* [Exercise details]
Copy out every line of the records where the string "Иные" occurs.

* [Provided data]
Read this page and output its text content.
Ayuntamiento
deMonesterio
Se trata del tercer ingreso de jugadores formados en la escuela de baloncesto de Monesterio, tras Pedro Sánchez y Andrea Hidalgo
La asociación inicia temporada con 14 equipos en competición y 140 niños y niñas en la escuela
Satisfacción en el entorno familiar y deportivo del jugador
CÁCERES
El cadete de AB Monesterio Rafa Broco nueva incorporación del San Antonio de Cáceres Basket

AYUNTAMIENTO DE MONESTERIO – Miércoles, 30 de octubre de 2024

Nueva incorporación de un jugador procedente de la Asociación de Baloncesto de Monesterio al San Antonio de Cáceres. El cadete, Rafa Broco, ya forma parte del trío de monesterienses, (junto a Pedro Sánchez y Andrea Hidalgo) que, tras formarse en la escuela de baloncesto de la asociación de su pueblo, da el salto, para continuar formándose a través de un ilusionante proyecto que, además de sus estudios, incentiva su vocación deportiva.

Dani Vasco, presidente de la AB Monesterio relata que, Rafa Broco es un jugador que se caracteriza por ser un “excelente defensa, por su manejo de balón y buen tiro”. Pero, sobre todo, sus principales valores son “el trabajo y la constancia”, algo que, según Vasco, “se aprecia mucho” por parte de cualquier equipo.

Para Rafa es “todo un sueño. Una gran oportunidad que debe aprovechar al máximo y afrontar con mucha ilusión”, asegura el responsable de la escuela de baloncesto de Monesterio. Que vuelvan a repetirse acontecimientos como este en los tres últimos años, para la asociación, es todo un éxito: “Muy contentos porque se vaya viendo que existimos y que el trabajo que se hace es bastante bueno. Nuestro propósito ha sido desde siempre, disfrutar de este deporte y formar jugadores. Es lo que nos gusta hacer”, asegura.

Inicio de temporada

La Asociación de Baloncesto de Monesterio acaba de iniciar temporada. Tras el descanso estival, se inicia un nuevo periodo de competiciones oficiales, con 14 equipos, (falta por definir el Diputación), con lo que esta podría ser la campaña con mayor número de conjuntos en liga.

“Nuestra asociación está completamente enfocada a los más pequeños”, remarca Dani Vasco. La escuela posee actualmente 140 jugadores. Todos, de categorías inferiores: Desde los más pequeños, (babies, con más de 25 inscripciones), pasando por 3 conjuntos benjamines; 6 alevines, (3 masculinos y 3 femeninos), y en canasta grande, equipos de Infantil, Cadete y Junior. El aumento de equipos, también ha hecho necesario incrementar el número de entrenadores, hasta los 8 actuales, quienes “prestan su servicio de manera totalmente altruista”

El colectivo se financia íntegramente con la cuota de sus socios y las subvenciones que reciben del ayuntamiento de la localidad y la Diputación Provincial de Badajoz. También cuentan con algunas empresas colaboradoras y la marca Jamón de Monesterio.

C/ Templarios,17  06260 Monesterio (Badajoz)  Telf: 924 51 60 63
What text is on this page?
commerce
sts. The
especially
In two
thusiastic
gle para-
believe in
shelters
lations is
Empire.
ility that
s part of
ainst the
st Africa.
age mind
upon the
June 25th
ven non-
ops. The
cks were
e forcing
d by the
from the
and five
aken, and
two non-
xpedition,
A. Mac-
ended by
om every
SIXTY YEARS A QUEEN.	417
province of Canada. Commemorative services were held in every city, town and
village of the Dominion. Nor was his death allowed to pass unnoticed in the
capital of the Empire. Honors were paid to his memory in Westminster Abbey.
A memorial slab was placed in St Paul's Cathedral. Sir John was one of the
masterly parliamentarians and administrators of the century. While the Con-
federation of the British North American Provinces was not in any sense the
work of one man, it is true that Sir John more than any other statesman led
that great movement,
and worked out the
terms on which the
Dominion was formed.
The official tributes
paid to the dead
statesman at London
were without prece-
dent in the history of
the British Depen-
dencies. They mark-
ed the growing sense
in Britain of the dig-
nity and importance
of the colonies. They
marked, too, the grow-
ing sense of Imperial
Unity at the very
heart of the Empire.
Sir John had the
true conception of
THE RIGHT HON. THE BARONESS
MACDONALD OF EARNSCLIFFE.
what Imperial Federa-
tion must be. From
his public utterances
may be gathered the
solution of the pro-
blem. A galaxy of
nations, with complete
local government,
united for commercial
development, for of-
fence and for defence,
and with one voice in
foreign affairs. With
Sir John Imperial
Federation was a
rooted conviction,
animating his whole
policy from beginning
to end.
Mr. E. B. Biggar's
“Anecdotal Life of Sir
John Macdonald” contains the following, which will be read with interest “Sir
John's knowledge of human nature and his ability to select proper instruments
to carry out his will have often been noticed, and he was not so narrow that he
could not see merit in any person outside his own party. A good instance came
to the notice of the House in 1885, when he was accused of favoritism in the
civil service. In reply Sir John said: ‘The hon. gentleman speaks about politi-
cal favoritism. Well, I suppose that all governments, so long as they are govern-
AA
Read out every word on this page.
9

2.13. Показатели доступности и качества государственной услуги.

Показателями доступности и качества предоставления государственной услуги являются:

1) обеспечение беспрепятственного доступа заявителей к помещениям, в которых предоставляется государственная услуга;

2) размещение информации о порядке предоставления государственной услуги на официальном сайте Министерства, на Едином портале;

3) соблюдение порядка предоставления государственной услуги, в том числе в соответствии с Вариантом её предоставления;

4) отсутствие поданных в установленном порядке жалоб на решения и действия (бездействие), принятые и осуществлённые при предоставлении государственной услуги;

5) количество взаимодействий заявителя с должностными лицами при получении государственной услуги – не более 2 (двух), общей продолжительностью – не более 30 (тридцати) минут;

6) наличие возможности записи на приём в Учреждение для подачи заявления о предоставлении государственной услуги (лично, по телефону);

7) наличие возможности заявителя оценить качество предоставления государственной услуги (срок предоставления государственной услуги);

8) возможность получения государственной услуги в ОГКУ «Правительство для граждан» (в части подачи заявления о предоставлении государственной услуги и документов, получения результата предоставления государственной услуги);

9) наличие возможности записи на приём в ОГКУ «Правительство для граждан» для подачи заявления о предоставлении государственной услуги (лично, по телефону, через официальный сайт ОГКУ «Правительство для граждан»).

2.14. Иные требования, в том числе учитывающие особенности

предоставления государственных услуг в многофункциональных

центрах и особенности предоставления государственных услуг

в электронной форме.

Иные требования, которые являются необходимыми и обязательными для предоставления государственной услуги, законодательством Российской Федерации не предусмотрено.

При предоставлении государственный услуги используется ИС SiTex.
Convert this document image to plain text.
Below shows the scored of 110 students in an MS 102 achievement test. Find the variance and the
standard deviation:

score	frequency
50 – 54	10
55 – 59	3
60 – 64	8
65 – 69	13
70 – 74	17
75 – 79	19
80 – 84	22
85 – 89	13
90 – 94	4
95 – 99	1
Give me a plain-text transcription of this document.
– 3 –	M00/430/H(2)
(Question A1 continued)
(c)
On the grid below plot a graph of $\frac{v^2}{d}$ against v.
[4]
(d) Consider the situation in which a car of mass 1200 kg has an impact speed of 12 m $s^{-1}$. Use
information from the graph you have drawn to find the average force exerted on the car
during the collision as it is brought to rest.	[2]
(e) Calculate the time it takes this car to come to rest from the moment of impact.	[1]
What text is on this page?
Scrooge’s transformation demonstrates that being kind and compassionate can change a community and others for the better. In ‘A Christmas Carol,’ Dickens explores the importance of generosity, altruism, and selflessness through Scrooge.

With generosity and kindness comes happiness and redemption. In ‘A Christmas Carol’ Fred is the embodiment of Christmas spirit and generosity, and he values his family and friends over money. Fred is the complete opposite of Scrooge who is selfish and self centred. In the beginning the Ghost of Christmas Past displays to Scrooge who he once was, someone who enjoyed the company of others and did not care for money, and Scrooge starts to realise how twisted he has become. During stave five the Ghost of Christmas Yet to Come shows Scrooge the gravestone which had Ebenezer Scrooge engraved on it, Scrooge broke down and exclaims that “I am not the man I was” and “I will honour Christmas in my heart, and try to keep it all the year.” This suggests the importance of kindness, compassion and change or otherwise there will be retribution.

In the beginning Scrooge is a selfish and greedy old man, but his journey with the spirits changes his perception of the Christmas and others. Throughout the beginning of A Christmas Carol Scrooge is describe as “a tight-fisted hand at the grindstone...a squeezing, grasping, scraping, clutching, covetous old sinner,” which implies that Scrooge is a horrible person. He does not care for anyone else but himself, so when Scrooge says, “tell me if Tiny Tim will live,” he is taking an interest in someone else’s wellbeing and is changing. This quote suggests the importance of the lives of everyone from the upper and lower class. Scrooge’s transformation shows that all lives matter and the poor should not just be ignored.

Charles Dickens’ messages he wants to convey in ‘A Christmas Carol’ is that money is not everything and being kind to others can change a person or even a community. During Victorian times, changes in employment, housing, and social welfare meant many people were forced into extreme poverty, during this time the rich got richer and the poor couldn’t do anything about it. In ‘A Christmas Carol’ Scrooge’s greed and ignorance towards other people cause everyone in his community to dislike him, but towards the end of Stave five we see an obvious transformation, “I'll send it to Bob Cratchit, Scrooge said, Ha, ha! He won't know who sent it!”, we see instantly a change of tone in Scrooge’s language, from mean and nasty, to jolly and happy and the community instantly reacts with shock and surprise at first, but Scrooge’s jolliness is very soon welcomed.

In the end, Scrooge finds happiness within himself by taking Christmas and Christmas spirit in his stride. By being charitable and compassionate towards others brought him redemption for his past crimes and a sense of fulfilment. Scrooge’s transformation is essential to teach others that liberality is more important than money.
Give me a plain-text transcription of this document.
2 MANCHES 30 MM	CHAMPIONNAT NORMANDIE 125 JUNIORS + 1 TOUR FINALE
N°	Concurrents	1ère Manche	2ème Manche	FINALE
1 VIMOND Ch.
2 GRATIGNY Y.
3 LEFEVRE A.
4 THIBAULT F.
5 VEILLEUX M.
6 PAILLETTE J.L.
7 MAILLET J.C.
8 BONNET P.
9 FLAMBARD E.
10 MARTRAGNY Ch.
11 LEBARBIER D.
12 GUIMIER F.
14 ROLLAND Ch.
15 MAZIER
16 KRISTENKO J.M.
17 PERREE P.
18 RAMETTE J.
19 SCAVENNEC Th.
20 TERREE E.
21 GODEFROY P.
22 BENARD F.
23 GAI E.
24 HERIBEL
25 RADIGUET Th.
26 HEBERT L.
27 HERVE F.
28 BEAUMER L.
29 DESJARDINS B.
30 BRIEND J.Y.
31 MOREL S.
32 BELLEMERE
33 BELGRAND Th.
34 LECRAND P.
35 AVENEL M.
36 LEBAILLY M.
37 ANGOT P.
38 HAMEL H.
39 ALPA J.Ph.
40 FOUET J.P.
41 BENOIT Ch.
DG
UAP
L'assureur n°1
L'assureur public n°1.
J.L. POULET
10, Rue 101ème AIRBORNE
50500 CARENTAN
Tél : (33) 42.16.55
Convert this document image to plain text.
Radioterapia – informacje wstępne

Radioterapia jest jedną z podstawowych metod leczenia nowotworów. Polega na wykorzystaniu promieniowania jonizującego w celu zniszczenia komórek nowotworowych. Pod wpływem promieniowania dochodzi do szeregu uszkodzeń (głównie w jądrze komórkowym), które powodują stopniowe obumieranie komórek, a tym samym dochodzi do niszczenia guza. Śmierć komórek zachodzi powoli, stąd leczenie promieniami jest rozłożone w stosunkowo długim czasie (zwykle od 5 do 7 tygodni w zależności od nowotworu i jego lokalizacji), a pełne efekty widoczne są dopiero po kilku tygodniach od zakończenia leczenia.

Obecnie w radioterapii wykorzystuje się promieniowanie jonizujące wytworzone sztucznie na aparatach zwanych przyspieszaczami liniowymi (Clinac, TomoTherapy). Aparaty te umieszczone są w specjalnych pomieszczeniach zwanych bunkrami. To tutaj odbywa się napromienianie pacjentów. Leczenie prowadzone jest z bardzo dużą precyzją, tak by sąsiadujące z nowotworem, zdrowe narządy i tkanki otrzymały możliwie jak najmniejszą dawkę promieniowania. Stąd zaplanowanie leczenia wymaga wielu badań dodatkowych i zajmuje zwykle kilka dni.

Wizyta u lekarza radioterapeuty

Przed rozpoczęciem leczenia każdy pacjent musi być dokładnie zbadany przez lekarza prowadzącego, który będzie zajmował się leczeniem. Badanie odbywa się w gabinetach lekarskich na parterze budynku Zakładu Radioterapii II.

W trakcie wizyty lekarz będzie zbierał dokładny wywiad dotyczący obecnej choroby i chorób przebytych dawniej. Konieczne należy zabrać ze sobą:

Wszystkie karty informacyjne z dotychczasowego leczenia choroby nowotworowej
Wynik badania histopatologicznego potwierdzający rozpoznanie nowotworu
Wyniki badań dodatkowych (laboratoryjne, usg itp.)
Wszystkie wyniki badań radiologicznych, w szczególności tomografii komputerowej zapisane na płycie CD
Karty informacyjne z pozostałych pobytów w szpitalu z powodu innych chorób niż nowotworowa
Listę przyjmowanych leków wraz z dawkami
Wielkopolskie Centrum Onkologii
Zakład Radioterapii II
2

* [Reply]
2.14. Иные требования, в том числе учитывающие особенности
Иные требования, которые являются необходимыми и обязательными для предоставления государственной услуги, законодательством Российской Федерации не предусмотрено.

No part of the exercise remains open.